Identify the lines that include the word "this", then copy all of them.

:: DATASET ROWS ::
══════════════════════════════
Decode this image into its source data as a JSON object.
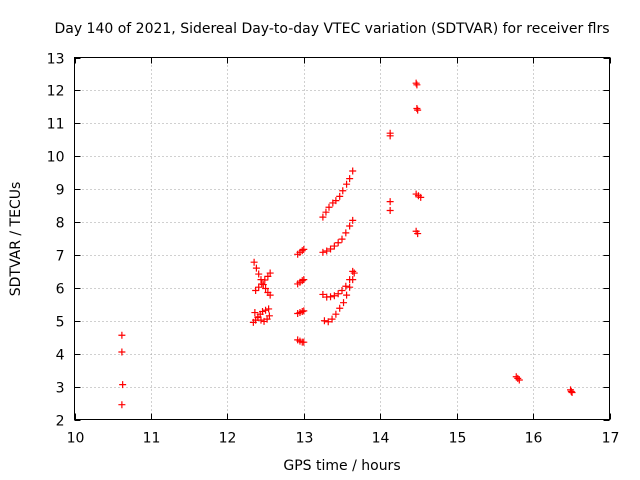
{
  "chart_data": {
    "type": "scatter",
    "title": "Day 140 of 2021, Sidereal Day-to-day VTEC variation (SDTVAR) for receiver flrs",
    "xlabel": "GPS time / hours",
    "ylabel": "SDTVAR / TECUs",
    "xlim": [
      10,
      17
    ],
    "ylim": [
      2,
      13
    ],
    "xticks": [
      10,
      11,
      12,
      13,
      14,
      15,
      16,
      17
    ],
    "yticks": [
      2,
      3,
      4,
      5,
      6,
      7,
      8,
      9,
      10,
      11,
      12,
      13
    ],
    "grid": true,
    "marker": "+",
    "color": "#ff0000",
    "series": [
      {
        "name": "SDTVAR",
        "points": [
          [
            10.62,
            4.56
          ],
          [
            10.62,
            4.05
          ],
          [
            10.63,
            3.06
          ],
          [
            10.62,
            2.45
          ],
          [
            12.35,
            6.78
          ],
          [
            12.38,
            6.6
          ],
          [
            12.41,
            6.42
          ],
          [
            12.44,
            6.25
          ],
          [
            12.47,
            6.1
          ],
          [
            12.5,
            5.98
          ],
          [
            12.53,
            5.86
          ],
          [
            12.56,
            5.78
          ],
          [
            12.37,
            5.92
          ],
          [
            12.41,
            6.02
          ],
          [
            12.45,
            6.12
          ],
          [
            12.49,
            6.24
          ],
          [
            12.53,
            6.35
          ],
          [
            12.56,
            6.45
          ],
          [
            12.34,
            4.95
          ],
          [
            12.37,
            5.02
          ],
          [
            12.4,
            5.1
          ],
          [
            12.43,
            5.2
          ],
          [
            12.46,
            5.28
          ],
          [
            12.5,
            5.32
          ],
          [
            12.54,
            5.36
          ],
          [
            12.36,
            5.25
          ],
          [
            12.4,
            5.12
          ],
          [
            12.44,
            5.02
          ],
          [
            12.48,
            4.98
          ],
          [
            12.52,
            5.05
          ],
          [
            12.55,
            5.15
          ],
          [
            12.92,
            7.02
          ],
          [
            12.95,
            7.08
          ],
          [
            12.98,
            7.13
          ],
          [
            13.0,
            7.17
          ],
          [
            12.92,
            6.12
          ],
          [
            12.95,
            6.17
          ],
          [
            12.98,
            6.22
          ],
          [
            13.0,
            6.25
          ],
          [
            12.92,
            5.22
          ],
          [
            12.95,
            5.25
          ],
          [
            12.98,
            5.28
          ],
          [
            13.0,
            5.3
          ],
          [
            12.92,
            4.42
          ],
          [
            12.95,
            4.38
          ],
          [
            12.98,
            4.35
          ],
          [
            13.0,
            4.35
          ],
          [
            13.25,
            8.15
          ],
          [
            13.29,
            8.3
          ],
          [
            13.33,
            8.45
          ],
          [
            13.38,
            8.58
          ],
          [
            13.42,
            8.65
          ],
          [
            13.47,
            8.78
          ],
          [
            13.51,
            8.95
          ],
          [
            13.56,
            9.15
          ],
          [
            13.6,
            9.32
          ],
          [
            13.64,
            9.55
          ],
          [
            13.25,
            7.08
          ],
          [
            13.3,
            7.12
          ],
          [
            13.35,
            7.18
          ],
          [
            13.4,
            7.27
          ],
          [
            13.45,
            7.37
          ],
          [
            13.5,
            7.48
          ],
          [
            13.55,
            7.67
          ],
          [
            13.6,
            7.88
          ],
          [
            13.64,
            8.05
          ],
          [
            13.25,
            5.8
          ],
          [
            13.3,
            5.72
          ],
          [
            13.35,
            5.73
          ],
          [
            13.4,
            5.76
          ],
          [
            13.45,
            5.82
          ],
          [
            13.5,
            5.92
          ],
          [
            13.55,
            6.05
          ],
          [
            13.6,
            6.25
          ],
          [
            13.64,
            6.5
          ],
          [
            13.27,
            5.0
          ],
          [
            13.32,
            4.97
          ],
          [
            13.37,
            5.05
          ],
          [
            13.42,
            5.2
          ],
          [
            13.47,
            5.38
          ],
          [
            13.52,
            5.55
          ],
          [
            13.56,
            5.78
          ],
          [
            13.6,
            6.02
          ],
          [
            13.64,
            6.25
          ],
          [
            13.66,
            6.45
          ],
          [
            14.13,
            10.7
          ],
          [
            14.13,
            10.62
          ],
          [
            14.13,
            8.62
          ],
          [
            14.13,
            8.35
          ],
          [
            14.47,
            12.22
          ],
          [
            14.48,
            12.17
          ],
          [
            14.48,
            11.45
          ],
          [
            14.49,
            11.4
          ],
          [
            14.47,
            8.85
          ],
          [
            14.5,
            8.8
          ],
          [
            14.53,
            8.75
          ],
          [
            14.47,
            7.72
          ],
          [
            14.49,
            7.65
          ],
          [
            15.78,
            3.3
          ],
          [
            15.8,
            3.25
          ],
          [
            15.82,
            3.2
          ],
          [
            16.49,
            2.9
          ],
          [
            16.5,
            2.85
          ],
          [
            16.51,
            2.82
          ]
        ]
      }
    ]
  }
}
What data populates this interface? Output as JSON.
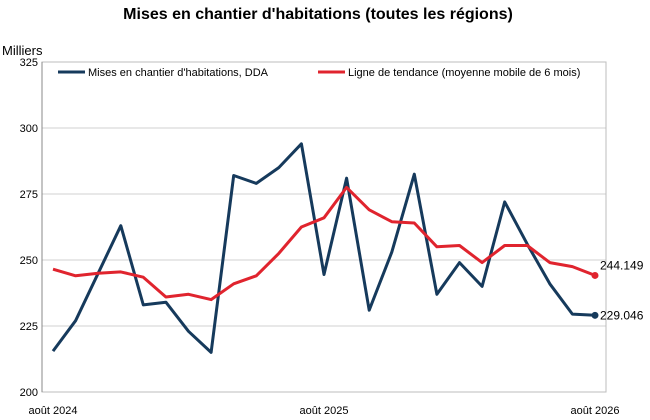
{
  "chart_data": {
    "type": "line",
    "title": "Mises en chantier d'habitations (toutes les régions)",
    "ylabel": "Milliers",
    "xlabel": "",
    "ylim": [
      200,
      325
    ],
    "yticks": [
      200,
      225,
      250,
      275,
      300,
      325
    ],
    "x_tick_labels": [
      "août 2024",
      "août 2025",
      "août 2026"
    ],
    "grid": true,
    "legend_position": "top",
    "series": [
      {
        "name": "Mises en chantier d'habitations, DDA",
        "color": "#163a5c",
        "end_label": "229.046",
        "values": [
          215.5,
          227,
          245,
          263,
          233,
          234,
          223,
          215,
          282,
          279,
          285,
          294,
          244.5,
          281,
          231,
          253,
          282.5,
          237,
          249,
          240,
          272,
          256,
          241,
          229.5,
          229.046
        ]
      },
      {
        "name": "Ligne de tendance (moyenne mobile de 6 mois)",
        "color": "#e0242e",
        "end_label": "244.149",
        "values": [
          246.5,
          244,
          245,
          245.5,
          243.5,
          236,
          237,
          235,
          241,
          244,
          252.5,
          262.5,
          266,
          277.5,
          269,
          264.5,
          264,
          255,
          255.5,
          249,
          255.5,
          255.5,
          249,
          247.5,
          244.149
        ]
      }
    ]
  }
}
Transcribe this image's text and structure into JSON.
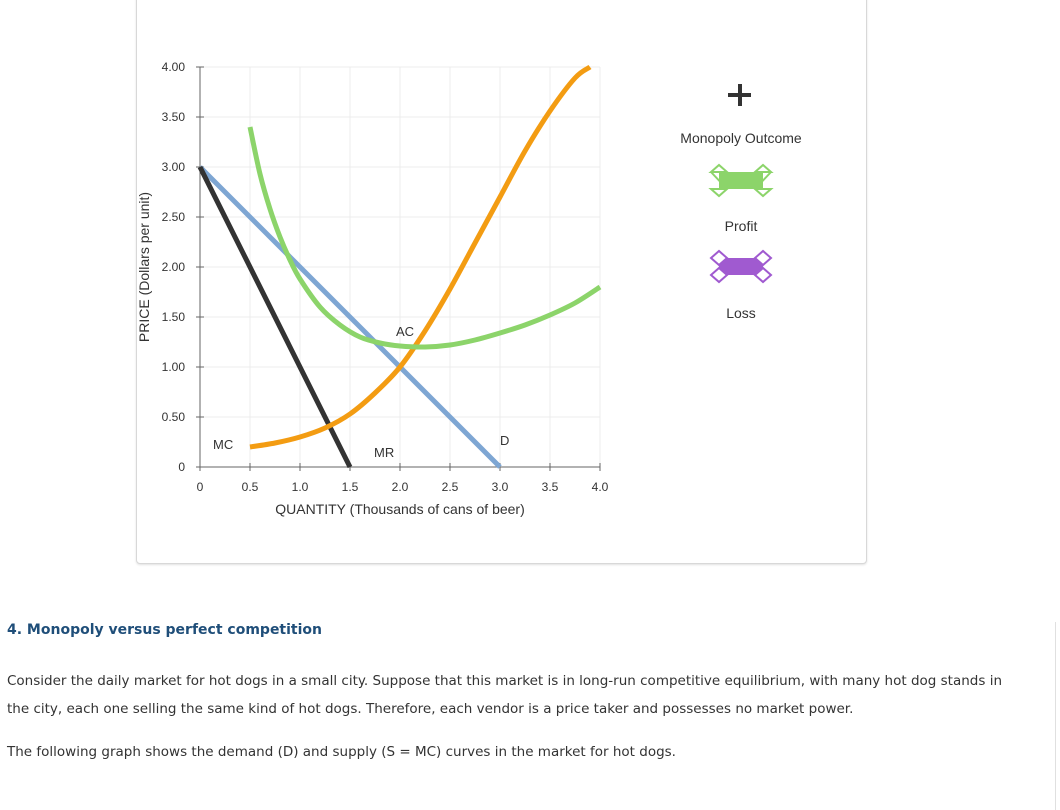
{
  "chart_data": {
    "type": "line",
    "xlabel": "QUANTITY (Thousands of cans of beer)",
    "ylabel": "PRICE (Dollars per unit)",
    "xlim": [
      0,
      4
    ],
    "ylim": [
      0,
      4
    ],
    "x_ticks": [
      "0",
      "0.5",
      "1.0",
      "1.5",
      "2.0",
      "2.5",
      "3.0",
      "3.5",
      "4.0"
    ],
    "y_ticks": [
      "0",
      "0.50",
      "1.00",
      "1.50",
      "2.00",
      "2.50",
      "3.00",
      "3.50",
      "4.00"
    ],
    "grid": true,
    "series": [
      {
        "name": "D",
        "color": "#7ea6d3",
        "x": [
          0,
          3
        ],
        "y": [
          3,
          0
        ]
      },
      {
        "name": "MR",
        "color": "#333333",
        "x": [
          0,
          1.5
        ],
        "y": [
          3,
          0
        ]
      },
      {
        "name": "MC",
        "color": "#f39c12",
        "x": [
          0.5,
          0.75,
          1,
          1.25,
          1.5,
          1.75,
          2,
          2.25,
          2.5,
          2.75,
          3,
          3.25,
          3.5,
          3.75,
          3.9
        ],
        "y": [
          0.2,
          0.24,
          0.3,
          0.39,
          0.53,
          0.74,
          1.0,
          1.36,
          1.78,
          2.24,
          2.7,
          3.16,
          3.56,
          3.89,
          4.0
        ]
      },
      {
        "name": "AC",
        "color": "#8cd46a",
        "x": [
          0.5,
          0.6,
          0.7,
          0.8,
          0.9,
          1,
          1.2,
          1.4,
          1.6,
          1.8,
          2,
          2.25,
          2.5,
          2.75,
          3,
          3.25,
          3.5,
          3.75,
          4
        ],
        "y": [
          3.4,
          2.93,
          2.58,
          2.3,
          2.07,
          1.88,
          1.6,
          1.42,
          1.3,
          1.24,
          1.21,
          1.2,
          1.22,
          1.27,
          1.34,
          1.42,
          1.52,
          1.64,
          1.8
        ]
      }
    ],
    "curve_labels": [
      {
        "text": "MC",
        "x": 0.13,
        "y": 0.18
      },
      {
        "text": "MR",
        "x": 1.74,
        "y": 0.1
      },
      {
        "text": "AC",
        "x": 1.96,
        "y": 1.31
      },
      {
        "text": "D",
        "x": 3.0,
        "y": 0.22
      }
    ]
  },
  "legend": {
    "title": "Monopoly Outcome",
    "profit_label": "Profit",
    "loss_label": "Loss",
    "profit_color": "#8cd46a",
    "loss_color": "#a05ad0"
  },
  "question": {
    "title": "4. Monopoly versus perfect competition",
    "para1_line1": "Consider the daily market for hot dogs in a small city. Suppose that this market is in long-run competitive equilibrium, with many hot dog stands in",
    "para1_line2": "the city, each one selling the same kind of hot dogs. Therefore, each vendor is a price taker and possesses no market power.",
    "para2": "The following graph shows the demand (D) and supply (S = MC) curves in the market for hot dogs."
  }
}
══════════════════════════════
:: OUTPUT ::
Decode this image into its source data as a JSON object.
What data populates this interface? Output as JSON.
Transcribe this image's text and structure into JSON.
    "para1_line1": "Consider the daily market for hot dogs in a small city. Suppose that this market is in long-run competitive equilibrium, with many hot dog stands in",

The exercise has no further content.